start Dataset rows

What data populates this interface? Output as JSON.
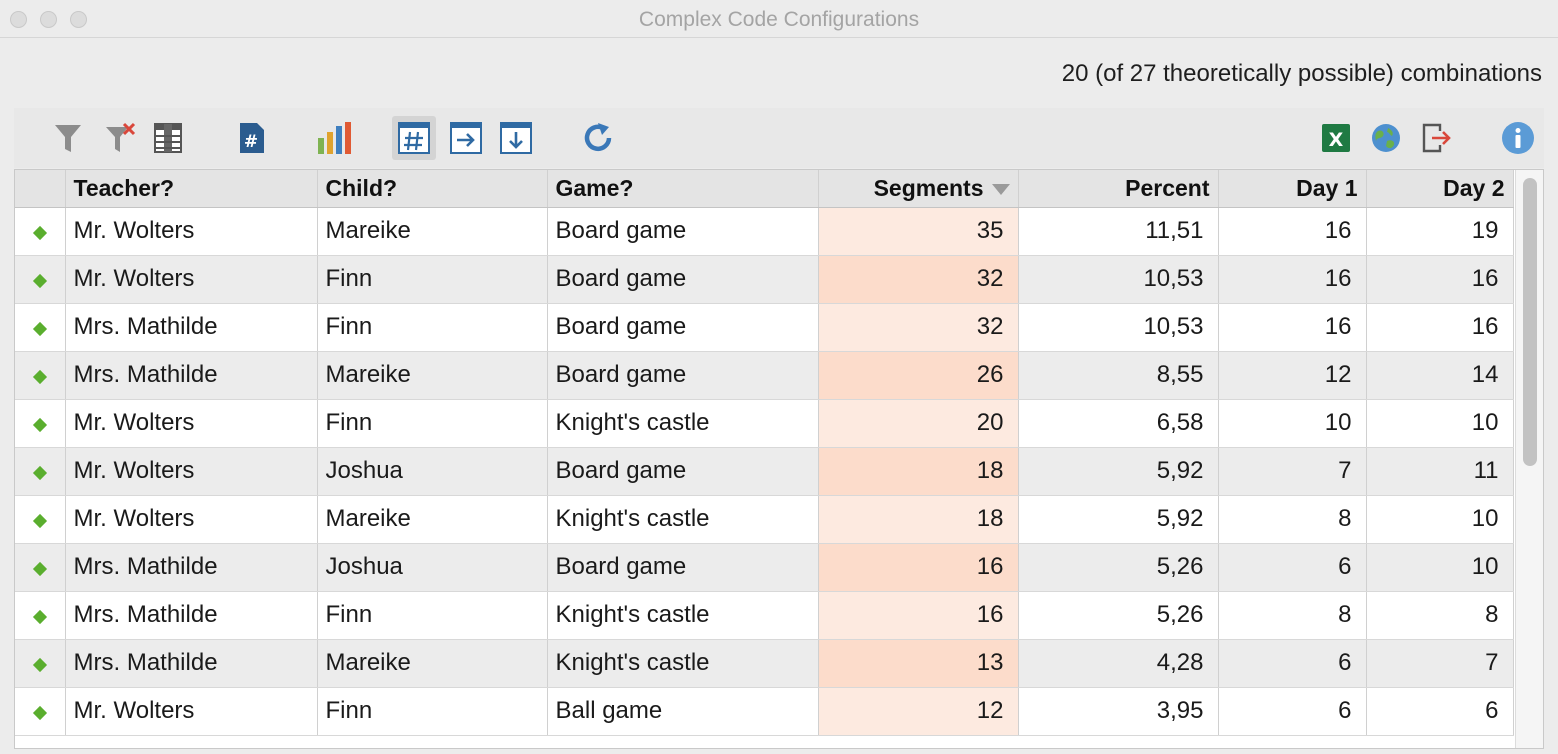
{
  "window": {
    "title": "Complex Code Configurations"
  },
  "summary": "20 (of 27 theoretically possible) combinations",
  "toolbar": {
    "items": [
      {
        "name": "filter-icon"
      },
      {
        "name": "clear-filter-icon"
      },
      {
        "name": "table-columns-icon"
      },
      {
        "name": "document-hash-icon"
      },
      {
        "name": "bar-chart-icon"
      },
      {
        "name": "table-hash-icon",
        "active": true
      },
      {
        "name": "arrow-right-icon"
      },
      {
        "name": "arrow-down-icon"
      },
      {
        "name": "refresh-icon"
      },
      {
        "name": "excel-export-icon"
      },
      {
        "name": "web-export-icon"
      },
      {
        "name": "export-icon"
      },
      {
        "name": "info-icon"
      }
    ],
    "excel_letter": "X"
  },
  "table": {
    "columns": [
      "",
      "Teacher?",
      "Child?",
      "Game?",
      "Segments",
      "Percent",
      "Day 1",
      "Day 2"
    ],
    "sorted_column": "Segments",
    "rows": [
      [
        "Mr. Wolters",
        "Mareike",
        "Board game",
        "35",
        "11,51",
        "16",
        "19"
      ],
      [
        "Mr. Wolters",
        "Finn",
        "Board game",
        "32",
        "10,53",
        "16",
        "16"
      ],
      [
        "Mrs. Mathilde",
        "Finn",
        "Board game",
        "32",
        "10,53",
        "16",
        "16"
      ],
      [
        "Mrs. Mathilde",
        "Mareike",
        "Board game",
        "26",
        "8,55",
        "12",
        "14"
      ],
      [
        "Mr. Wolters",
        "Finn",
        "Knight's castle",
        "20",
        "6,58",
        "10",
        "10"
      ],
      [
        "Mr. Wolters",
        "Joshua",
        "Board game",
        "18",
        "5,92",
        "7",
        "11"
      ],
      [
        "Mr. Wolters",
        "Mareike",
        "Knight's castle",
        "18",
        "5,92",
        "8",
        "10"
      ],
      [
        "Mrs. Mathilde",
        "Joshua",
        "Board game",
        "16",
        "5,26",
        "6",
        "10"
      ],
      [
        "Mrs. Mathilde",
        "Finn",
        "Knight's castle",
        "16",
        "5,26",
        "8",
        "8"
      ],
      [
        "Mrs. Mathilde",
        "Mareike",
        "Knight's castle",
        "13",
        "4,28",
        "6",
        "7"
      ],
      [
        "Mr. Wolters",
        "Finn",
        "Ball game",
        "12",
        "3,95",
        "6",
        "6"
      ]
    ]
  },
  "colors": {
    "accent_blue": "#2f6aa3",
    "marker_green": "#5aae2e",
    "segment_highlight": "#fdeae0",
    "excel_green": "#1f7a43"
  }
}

end Dataset rows
start Dataset rows

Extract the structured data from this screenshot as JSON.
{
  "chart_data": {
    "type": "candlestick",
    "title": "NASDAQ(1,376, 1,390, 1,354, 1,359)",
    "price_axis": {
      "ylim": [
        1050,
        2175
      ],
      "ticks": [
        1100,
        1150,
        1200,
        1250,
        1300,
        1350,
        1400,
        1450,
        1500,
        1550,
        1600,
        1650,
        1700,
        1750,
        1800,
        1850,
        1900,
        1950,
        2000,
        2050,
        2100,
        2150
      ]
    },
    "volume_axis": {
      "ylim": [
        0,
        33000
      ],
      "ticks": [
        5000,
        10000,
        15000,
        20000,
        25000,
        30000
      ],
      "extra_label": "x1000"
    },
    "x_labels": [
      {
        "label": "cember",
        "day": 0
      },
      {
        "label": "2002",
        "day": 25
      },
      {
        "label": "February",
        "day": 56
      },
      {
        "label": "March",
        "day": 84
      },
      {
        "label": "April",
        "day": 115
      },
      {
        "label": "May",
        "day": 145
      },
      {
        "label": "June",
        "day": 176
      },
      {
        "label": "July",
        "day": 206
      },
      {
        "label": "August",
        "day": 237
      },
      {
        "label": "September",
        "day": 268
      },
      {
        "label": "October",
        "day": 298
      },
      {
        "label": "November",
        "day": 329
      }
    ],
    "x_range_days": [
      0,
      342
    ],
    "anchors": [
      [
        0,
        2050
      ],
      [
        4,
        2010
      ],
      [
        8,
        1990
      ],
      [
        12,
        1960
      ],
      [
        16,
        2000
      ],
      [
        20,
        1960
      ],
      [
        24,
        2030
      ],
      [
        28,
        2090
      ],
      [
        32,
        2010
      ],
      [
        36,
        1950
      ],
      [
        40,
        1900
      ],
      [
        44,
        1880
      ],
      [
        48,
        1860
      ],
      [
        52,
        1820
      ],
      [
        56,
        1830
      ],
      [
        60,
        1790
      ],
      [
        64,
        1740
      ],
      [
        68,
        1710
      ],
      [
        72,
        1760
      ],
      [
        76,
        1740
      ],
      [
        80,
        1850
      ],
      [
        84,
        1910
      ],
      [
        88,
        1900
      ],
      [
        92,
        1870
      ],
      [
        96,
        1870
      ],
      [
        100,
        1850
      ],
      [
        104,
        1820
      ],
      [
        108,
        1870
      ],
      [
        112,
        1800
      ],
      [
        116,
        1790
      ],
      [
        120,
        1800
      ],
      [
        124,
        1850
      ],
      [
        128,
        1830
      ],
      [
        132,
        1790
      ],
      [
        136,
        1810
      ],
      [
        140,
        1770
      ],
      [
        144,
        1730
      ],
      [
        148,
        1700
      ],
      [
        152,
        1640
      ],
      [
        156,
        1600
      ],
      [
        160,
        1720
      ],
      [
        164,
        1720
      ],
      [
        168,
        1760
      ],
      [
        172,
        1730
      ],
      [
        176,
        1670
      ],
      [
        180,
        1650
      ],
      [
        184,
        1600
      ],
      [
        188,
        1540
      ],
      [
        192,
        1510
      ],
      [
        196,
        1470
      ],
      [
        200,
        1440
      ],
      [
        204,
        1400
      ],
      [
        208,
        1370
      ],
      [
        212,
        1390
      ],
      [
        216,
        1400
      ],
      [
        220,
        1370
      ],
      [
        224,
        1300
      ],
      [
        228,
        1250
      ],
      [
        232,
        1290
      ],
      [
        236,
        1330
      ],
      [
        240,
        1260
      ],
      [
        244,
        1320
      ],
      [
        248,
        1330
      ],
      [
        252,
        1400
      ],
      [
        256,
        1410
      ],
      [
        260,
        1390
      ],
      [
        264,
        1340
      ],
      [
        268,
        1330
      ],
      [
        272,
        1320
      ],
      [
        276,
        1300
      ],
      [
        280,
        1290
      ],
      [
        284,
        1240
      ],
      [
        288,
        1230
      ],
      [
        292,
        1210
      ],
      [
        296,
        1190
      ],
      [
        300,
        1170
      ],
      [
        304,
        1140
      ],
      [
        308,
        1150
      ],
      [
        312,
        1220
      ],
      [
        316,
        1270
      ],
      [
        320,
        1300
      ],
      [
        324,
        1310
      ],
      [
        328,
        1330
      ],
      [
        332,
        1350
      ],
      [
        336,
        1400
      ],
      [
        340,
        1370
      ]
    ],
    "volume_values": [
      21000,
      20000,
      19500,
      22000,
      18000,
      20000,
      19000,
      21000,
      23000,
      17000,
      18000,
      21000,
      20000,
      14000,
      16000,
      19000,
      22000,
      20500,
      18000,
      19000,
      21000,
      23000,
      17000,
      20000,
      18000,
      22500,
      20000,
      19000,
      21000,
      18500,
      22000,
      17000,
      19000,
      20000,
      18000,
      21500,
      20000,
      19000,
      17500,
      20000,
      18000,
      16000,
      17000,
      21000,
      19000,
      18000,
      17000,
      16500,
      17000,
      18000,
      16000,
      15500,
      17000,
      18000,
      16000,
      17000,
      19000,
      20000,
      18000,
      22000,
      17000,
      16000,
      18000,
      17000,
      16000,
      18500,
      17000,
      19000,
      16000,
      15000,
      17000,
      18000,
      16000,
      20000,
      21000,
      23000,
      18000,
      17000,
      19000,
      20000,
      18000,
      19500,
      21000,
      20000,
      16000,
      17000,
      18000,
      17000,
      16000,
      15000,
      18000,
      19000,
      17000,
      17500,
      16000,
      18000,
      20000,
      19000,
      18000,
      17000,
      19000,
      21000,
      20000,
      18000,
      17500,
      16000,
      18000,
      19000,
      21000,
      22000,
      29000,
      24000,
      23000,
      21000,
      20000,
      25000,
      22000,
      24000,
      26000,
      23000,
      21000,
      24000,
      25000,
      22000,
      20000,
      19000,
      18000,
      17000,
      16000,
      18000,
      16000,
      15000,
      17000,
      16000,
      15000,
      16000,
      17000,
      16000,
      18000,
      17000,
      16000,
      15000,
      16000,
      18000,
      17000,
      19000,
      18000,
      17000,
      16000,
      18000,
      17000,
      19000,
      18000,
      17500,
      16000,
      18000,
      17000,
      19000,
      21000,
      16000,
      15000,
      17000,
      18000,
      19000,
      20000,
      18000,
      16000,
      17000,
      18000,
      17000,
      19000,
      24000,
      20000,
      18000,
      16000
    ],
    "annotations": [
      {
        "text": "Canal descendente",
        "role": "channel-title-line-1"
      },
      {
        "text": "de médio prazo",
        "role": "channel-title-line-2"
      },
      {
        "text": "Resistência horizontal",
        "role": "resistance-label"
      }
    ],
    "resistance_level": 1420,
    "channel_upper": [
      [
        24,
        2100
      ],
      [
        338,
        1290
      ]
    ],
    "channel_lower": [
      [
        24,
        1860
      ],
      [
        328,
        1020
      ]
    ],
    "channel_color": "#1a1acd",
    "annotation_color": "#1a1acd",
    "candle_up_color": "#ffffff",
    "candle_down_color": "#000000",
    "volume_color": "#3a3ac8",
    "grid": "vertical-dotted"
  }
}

end Dataset rows

Go through the records above and copy every line with the word "JSON".

_Exercise result_
What data populates this interface? Output as JSON.
Extract the structured data from this screenshot as JSON.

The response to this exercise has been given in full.